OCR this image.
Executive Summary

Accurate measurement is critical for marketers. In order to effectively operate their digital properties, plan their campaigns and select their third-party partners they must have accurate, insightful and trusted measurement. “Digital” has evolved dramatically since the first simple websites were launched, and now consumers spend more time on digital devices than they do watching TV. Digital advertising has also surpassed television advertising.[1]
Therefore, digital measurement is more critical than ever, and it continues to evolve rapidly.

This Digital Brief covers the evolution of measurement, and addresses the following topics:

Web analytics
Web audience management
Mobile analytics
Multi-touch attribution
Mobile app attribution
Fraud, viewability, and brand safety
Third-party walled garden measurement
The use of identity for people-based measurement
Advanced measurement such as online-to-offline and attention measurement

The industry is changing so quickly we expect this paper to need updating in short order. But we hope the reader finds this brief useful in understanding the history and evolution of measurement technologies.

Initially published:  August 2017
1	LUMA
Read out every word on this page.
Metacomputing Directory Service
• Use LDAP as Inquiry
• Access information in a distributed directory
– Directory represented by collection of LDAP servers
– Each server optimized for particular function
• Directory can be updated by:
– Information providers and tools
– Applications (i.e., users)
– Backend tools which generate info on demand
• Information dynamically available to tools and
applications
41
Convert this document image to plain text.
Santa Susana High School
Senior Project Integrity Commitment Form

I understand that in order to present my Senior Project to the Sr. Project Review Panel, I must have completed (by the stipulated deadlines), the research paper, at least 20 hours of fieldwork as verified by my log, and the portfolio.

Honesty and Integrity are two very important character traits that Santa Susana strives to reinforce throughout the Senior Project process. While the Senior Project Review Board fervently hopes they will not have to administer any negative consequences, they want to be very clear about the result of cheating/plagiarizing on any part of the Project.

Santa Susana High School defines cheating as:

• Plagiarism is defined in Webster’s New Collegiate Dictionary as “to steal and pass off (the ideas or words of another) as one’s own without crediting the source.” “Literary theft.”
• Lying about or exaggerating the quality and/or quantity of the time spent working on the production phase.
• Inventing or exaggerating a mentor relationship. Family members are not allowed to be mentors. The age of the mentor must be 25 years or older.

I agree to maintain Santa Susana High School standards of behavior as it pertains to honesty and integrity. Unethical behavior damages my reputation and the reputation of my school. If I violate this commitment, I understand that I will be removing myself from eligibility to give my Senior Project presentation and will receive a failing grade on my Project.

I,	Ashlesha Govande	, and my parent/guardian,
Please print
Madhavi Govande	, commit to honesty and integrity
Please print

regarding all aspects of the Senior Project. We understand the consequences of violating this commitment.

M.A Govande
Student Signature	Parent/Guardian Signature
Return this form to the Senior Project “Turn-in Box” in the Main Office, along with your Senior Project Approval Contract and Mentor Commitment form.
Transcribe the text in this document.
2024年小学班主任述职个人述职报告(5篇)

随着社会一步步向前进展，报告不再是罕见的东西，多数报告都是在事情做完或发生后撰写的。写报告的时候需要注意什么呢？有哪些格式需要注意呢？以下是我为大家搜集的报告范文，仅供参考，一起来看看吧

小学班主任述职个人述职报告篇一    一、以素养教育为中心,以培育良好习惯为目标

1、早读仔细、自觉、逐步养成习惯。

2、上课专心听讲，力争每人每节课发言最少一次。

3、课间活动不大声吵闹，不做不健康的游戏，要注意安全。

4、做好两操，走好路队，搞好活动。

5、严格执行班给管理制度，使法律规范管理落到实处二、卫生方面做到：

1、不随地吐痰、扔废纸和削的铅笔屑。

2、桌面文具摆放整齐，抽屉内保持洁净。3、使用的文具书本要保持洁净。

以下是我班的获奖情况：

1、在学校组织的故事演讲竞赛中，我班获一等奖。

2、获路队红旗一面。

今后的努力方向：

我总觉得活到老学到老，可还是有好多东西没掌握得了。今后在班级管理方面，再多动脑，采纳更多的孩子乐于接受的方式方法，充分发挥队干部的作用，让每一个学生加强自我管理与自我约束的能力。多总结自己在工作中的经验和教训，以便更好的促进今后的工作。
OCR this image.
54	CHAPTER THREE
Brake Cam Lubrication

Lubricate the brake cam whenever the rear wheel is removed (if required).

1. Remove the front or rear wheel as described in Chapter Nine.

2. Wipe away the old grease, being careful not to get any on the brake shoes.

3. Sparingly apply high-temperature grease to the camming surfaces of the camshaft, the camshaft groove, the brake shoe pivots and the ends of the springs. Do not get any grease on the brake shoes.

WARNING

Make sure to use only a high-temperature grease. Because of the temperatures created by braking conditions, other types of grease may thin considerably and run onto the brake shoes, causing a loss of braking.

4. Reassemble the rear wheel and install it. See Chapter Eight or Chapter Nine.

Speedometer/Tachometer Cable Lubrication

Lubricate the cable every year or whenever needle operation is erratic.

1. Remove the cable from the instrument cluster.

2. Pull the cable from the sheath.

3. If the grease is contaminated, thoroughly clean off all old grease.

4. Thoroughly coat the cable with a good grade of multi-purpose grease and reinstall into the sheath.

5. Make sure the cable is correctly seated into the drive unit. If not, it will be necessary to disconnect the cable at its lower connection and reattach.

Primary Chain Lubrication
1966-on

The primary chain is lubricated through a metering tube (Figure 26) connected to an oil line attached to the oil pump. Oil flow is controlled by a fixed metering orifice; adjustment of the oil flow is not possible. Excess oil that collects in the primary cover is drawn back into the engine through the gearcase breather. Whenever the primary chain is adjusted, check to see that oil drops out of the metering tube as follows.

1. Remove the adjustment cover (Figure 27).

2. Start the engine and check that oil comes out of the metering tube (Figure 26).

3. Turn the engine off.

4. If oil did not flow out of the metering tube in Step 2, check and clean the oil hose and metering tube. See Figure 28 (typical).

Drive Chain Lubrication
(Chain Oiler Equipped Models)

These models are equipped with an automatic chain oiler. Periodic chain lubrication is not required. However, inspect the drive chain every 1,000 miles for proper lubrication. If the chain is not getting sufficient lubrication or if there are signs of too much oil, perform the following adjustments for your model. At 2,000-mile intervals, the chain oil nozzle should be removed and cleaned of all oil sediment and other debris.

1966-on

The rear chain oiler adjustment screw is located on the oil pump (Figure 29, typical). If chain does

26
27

▬▬▬▬▬▬▬▬▬▬

» SET EXERCISE
Please quote the data above in full, with no line missing.

» RESULT
OCR this image.
Executive Summary

Accurate measurement is critical for marketers. In order to effectively operate their digital properties, plan their campaigns and select their third-party partners they must have accurate, insightful and trusted measurement. “Digital” has evolved dramatically since the first simple websites were launched, and now consumers spend more time on digital devices than they do watching TV. Digital advertising has also surpassed television advertising.[1]
Therefore, digital measurement is more critical than ever, and it continues to evolve rapidly.

This Digital Brief covers the evolution of measurement, and addresses the following topics:

Web analytics
Web audience management
Mobile analytics
Multi-touch attribution
Mobile app attribution
Fraud, viewability, and brand safety
Third-party walled garden measurement
The use of identity for people-based measurement
Advanced measurement such as online-to-offline and attention measurement

The industry is changing so quickly we expect this paper to need updating in short order. But we hope the reader finds this brief useful in understanding the history and evolution of measurement technologies.

Initially published:  August 2017
1	LUMA
Read out every word on this page.
Metacomputing Directory Service
• Use LDAP as Inquiry
• Access information in a distributed directory
– Directory represented by collection of LDAP servers
– Each server optimized for particular function
• Directory can be updated by:
– Information providers and tools
– Applications (i.e., users)
– Backend tools which generate info on demand
• Information dynamically available to tools and
applications
41
Convert this document image to plain text.
Santa Susana High School
Senior Project Integrity Commitment Form

I understand that in order to present my Senior Project to the Sr. Project Review Panel, I must have completed (by the stipulated deadlines), the research paper, at least 20 hours of fieldwork as verified by my log, and the portfolio.

Honesty and Integrity are two very important character traits that Santa Susana strives to reinforce throughout the Senior Project process. While the Senior Project Review Board fervently hopes they will not have to administer any negative consequences, they want to be very clear about the result of cheating/plagiarizing on any part of the Project.

Santa Susana High School defines cheating as:

• Plagiarism is defined in Webster’s New Collegiate Dictionary as “to steal and pass off (the ideas or words of another) as one’s own without crediting the source.” “Literary theft.”
• Lying about or exaggerating the quality and/or quantity of the time spent working on the production phase.
• Inventing or exaggerating a mentor relationship. Family members are not allowed to be mentors. The age of the mentor must be 25 years or older.

I agree to maintain Santa Susana High School standards of behavior as it pertains to honesty and integrity. Unethical behavior damages my reputation and the reputation of my school. If I violate this commitment, I understand that I will be removing myself from eligibility to give my Senior Project presentation and will receive a failing grade on my Project.

I,	Ashlesha Govande	, and my parent/guardian,
Please print
Madhavi Govande	, commit to honesty and integrity
Please print

regarding all aspects of the Senior Project. We understand the consequences of violating this commitment.

M.A Govande
Student Signature	Parent/Guardian Signature
Return this form to the Senior Project “Turn-in Box” in the Main Office, along with your Senior Project Approval Contract and Mentor Commitment form.
Transcribe the text in this document.
2024年小学班主任述职个人述职报告(5篇)

随着社会一步步向前进展，报告不再是罕见的东西，多数报告都是在事情做完或发生后撰写的。写报告的时候需要注意什么呢？有哪些格式需要注意呢？以下是我为大家搜集的报告范文，仅供参考，一起来看看吧

小学班主任述职个人述职报告篇一    一、以素养教育为中心,以培育良好习惯为目标

1、早读仔细、自觉、逐步养成习惯。

2、上课专心听讲，力争每人每节课发言最少一次。

3、课间活动不大声吵闹，不做不健康的游戏，要注意安全。

4、做好两操，走好路队，搞好活动。

5、严格执行班给管理制度，使法律规范管理落到实处二、卫生方面做到：

1、不随地吐痰、扔废纸和削的铅笔屑。

2、桌面文具摆放整齐，抽屉内保持洁净。3、使用的文具书本要保持洁净。

以下是我班的获奖情况：

1、在学校组织的故事演讲竞赛中，我班获一等奖。

2、获路队红旗一面。

今后的努力方向：

我总觉得活到老学到老，可还是有好多东西没掌握得了。今后在班级管理方面，再多动脑，采纳更多的孩子乐于接受的方式方法，充分发挥队干部的作用，让每一个学生加强自我管理与自我约束的能力。多总结自己在工作中的经验和教训，以便更好的促进今后的工作。
OCR this image.
54	CHAPTER THREE
Brake Cam Lubrication

Lubricate the brake cam whenever the rear wheel is removed (if required).

1. Remove the front or rear wheel as described in Chapter Nine.

2. Wipe away the old grease, being careful not to get any on the brake shoes.

3. Sparingly apply high-temperature grease to the camming surfaces of the camshaft, the camshaft groove, the brake shoe pivots and the ends of the springs. Do not get any grease on the brake shoes.

WARNING

Make sure to use only a high-temperature grease. Because of the temperatures created by braking conditions, other types of grease may thin considerably and run onto the brake shoes, causing a loss of braking.

4. Reassemble the rear wheel and install it. See Chapter Eight or Chapter Nine.

Speedometer/Tachometer Cable Lubrication

Lubricate the cable every year or whenever needle operation is erratic.

1. Remove the cable from the instrument cluster.

2. Pull the cable from the sheath.

3. If the grease is contaminated, thoroughly clean off all old grease.

4. Thoroughly coat the cable with a good grade of multi-purpose grease and reinstall into the sheath.

5. Make sure the cable is correctly seated into the drive unit. If not, it will be necessary to disconnect the cable at its lower connection and reattach.

Primary Chain Lubrication
1966-on

The primary chain is lubricated through a metering tube (Figure 26) connected to an oil line attached to the oil pump. Oil flow is controlled by a fixed metering orifice; adjustment of the oil flow is not possible. Excess oil that collects in the primary cover is drawn back into the engine through the gearcase breather. Whenever the primary chain is adjusted, check to see that oil drops out of the metering tube as follows.

1. Remove the adjustment cover (Figure 27).

2. Start the engine and check that oil comes out of the metering tube (Figure 26).

3. Turn the engine off.

4. If oil did not flow out of the metering tube in Step 2, check and clean the oil hose and metering tube. See Figure 28 (typical).

Drive Chain Lubrication
(Chain Oiler Equipped Models)

These models are equipped with an automatic chain oiler. Periodic chain lubrication is not required. However, inspect the drive chain every 1,000 miles for proper lubrication. If the chain is not getting sufficient lubrication or if there are signs of too much oil, perform the following adjustments for your model. At 2,000-mile intervals, the chain oil nozzle should be removed and cleaned of all oil sediment and other debris.

1966-on

The rear chain oiler adjustment screw is located on the oil pump (Figure 29, typical). If chain does

26
27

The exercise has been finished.